----- Source records

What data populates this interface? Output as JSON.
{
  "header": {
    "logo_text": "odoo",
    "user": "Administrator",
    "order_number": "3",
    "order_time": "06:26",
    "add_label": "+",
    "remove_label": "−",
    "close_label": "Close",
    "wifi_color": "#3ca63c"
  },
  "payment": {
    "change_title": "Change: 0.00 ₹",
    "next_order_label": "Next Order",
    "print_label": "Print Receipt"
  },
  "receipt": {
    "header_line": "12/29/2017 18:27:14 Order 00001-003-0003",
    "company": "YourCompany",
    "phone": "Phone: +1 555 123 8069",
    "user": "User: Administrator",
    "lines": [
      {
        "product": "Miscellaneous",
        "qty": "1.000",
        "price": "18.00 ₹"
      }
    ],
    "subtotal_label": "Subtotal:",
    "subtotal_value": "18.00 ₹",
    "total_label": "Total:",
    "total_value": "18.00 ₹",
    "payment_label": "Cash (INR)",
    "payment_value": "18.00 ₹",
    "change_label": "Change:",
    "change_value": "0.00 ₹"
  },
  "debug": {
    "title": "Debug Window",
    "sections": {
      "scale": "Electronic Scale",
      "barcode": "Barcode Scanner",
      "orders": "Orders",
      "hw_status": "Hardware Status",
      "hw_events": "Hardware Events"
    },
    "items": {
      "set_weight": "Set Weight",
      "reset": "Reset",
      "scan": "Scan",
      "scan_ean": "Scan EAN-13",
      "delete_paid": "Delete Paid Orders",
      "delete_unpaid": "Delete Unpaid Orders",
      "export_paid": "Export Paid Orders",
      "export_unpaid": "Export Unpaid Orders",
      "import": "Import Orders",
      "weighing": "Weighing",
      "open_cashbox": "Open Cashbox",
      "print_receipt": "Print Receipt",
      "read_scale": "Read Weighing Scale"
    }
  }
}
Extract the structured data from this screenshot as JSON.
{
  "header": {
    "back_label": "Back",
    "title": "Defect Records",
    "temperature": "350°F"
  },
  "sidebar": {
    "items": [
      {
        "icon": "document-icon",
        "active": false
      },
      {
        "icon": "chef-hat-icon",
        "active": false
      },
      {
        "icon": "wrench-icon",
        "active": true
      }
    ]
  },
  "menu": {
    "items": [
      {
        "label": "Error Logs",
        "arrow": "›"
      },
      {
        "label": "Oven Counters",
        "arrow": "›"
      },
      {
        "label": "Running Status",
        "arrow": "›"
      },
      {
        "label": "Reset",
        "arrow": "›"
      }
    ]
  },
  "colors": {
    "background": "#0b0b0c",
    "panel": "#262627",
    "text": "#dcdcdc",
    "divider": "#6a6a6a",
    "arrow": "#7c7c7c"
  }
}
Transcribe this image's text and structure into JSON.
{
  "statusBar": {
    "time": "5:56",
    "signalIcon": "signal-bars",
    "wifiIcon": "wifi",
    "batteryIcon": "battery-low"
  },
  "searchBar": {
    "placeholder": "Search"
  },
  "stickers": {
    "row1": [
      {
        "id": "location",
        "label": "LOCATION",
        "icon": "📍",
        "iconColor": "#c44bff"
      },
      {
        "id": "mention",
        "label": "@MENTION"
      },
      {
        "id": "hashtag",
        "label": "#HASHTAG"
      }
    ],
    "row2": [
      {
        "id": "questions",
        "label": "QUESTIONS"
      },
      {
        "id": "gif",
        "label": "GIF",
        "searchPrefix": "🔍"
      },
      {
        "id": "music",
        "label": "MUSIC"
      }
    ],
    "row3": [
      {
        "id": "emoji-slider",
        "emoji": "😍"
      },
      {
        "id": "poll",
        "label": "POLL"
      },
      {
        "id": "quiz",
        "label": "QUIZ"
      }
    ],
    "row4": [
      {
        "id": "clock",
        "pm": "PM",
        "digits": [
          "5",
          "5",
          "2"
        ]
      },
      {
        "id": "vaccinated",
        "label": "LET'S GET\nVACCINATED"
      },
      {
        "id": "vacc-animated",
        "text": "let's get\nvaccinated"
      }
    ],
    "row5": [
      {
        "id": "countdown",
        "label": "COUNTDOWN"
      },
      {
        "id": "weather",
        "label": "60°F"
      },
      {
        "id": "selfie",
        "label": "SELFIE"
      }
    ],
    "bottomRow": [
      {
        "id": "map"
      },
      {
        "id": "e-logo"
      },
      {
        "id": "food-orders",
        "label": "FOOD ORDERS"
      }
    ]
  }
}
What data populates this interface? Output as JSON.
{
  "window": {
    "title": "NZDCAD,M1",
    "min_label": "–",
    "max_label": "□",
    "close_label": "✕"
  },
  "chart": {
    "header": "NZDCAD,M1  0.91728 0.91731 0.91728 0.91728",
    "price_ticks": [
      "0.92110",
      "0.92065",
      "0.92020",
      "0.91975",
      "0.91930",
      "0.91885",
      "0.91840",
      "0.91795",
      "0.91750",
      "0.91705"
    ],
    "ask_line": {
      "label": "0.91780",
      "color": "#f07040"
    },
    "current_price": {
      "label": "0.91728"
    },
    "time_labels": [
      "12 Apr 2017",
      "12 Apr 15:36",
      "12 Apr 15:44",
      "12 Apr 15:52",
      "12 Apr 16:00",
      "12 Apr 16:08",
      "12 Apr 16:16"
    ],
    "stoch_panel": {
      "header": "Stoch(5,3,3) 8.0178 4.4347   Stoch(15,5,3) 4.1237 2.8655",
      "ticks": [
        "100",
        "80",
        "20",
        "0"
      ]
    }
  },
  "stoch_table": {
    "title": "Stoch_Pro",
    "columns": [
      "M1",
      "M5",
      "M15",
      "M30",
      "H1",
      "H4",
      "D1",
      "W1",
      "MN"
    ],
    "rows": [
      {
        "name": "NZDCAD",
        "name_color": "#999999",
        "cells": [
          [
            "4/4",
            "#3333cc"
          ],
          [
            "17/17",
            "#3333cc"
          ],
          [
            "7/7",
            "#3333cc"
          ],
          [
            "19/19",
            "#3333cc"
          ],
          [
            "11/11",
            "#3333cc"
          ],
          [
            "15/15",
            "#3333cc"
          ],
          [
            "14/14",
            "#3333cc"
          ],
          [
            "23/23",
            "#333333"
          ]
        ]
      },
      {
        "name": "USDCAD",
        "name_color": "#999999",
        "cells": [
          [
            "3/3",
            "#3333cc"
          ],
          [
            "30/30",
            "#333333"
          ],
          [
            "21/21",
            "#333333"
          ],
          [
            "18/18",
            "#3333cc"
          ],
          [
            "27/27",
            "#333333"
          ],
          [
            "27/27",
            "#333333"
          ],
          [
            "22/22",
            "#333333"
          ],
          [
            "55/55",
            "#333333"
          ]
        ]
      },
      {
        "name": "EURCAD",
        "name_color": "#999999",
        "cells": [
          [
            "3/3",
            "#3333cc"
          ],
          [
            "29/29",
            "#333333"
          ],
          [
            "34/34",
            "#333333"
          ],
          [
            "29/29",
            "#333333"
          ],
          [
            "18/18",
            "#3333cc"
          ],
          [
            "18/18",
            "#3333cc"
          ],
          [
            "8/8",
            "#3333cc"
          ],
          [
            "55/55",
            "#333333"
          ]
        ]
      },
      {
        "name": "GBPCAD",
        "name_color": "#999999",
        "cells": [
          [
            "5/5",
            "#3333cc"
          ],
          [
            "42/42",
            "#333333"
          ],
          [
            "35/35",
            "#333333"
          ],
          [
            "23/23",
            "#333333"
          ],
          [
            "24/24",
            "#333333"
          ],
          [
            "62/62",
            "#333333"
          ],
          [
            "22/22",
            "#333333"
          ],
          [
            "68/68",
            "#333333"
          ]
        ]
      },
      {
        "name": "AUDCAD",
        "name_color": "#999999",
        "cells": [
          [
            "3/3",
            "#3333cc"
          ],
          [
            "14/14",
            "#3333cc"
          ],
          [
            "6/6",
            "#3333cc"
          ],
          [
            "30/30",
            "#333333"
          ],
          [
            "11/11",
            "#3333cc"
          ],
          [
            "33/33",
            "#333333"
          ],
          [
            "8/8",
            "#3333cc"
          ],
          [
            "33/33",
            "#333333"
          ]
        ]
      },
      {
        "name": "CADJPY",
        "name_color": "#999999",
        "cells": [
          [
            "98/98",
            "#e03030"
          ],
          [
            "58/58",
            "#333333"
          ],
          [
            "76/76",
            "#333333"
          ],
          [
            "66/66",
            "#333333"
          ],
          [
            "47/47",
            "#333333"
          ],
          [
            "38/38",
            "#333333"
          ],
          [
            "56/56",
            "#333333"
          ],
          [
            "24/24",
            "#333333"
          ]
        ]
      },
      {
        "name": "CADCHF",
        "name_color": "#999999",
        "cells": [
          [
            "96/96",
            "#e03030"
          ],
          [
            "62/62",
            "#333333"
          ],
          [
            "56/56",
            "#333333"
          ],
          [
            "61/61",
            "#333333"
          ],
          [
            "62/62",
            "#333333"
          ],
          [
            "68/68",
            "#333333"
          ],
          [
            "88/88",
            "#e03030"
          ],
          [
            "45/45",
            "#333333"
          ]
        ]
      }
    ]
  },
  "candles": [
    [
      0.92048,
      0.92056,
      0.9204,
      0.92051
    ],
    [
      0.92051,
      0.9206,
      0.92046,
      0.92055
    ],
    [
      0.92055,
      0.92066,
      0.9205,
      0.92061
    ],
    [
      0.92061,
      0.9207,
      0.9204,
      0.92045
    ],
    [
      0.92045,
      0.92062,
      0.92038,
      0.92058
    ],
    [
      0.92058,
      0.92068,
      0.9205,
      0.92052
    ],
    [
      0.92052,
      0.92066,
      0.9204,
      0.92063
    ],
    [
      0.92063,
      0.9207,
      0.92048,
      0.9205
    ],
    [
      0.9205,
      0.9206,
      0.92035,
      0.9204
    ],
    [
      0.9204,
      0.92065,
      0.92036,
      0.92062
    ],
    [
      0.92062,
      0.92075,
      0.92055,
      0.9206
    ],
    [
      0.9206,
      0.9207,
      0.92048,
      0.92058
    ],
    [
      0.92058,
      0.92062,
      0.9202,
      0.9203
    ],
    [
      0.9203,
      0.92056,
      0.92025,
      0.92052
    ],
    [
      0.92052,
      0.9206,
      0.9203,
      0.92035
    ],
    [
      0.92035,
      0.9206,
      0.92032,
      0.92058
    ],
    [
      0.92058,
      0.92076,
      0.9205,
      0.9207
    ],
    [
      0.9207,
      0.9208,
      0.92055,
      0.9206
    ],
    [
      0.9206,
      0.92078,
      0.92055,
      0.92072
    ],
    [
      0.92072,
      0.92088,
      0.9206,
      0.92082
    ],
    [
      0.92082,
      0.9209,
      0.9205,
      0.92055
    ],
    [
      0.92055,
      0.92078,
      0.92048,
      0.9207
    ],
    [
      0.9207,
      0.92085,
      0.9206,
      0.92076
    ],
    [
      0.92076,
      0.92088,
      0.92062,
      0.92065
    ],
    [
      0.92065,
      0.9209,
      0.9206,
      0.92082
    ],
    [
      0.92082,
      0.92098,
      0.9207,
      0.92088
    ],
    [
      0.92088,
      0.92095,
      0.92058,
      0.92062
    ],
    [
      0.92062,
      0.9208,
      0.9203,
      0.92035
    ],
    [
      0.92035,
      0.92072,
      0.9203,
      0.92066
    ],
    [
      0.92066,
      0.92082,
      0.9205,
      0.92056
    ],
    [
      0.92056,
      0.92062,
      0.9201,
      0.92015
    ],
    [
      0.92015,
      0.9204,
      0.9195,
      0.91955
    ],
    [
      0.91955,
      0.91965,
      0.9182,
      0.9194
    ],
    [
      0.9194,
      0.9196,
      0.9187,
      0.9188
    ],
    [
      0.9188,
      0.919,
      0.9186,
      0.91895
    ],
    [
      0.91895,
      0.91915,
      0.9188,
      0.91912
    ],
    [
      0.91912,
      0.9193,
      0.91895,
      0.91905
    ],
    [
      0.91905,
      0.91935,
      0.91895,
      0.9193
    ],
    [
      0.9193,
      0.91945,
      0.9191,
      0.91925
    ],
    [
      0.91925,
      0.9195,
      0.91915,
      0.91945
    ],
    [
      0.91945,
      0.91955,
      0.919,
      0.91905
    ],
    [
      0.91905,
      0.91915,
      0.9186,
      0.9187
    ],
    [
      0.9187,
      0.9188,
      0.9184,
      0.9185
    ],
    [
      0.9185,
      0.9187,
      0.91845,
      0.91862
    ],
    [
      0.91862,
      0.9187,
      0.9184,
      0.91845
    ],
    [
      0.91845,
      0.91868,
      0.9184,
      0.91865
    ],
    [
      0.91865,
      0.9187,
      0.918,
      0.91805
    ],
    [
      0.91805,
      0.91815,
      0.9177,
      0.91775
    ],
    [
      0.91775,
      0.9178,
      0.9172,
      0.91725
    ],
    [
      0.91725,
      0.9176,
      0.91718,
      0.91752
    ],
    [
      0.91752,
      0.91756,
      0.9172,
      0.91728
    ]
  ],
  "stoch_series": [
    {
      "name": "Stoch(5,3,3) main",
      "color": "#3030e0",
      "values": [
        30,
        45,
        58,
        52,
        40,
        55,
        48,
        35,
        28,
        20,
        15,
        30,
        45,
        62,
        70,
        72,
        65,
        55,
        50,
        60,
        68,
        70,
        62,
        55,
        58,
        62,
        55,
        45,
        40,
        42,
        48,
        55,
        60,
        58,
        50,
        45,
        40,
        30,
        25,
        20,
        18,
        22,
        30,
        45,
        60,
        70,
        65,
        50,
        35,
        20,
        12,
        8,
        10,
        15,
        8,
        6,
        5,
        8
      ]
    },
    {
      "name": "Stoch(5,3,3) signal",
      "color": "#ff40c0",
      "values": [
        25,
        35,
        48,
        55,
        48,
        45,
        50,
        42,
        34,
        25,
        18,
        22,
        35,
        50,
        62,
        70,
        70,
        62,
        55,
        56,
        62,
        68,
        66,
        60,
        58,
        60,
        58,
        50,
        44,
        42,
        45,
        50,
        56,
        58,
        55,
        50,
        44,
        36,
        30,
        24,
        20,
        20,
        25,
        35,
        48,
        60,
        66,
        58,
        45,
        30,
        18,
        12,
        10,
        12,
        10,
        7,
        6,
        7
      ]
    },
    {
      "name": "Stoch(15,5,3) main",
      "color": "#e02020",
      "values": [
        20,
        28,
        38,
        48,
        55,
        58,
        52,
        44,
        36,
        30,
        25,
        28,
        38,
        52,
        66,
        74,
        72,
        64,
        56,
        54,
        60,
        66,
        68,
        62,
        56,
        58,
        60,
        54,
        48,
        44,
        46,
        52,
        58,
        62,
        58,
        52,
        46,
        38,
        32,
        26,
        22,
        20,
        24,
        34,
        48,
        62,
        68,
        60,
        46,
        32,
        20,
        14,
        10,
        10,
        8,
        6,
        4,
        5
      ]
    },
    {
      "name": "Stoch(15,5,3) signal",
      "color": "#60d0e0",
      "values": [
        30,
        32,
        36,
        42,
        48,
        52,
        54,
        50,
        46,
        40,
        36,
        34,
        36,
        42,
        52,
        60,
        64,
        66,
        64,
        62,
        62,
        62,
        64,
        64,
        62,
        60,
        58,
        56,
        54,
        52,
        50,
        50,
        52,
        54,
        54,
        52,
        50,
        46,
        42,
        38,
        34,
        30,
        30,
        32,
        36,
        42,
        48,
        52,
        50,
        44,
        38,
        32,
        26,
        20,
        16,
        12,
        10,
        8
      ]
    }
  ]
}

----------

# Objective:
Check each line of the entries above, and show every one holding the word "Scale".

# Written solution:
      "scale": "Electronic Scale",
      "read_scale": "Read Weighing Scale"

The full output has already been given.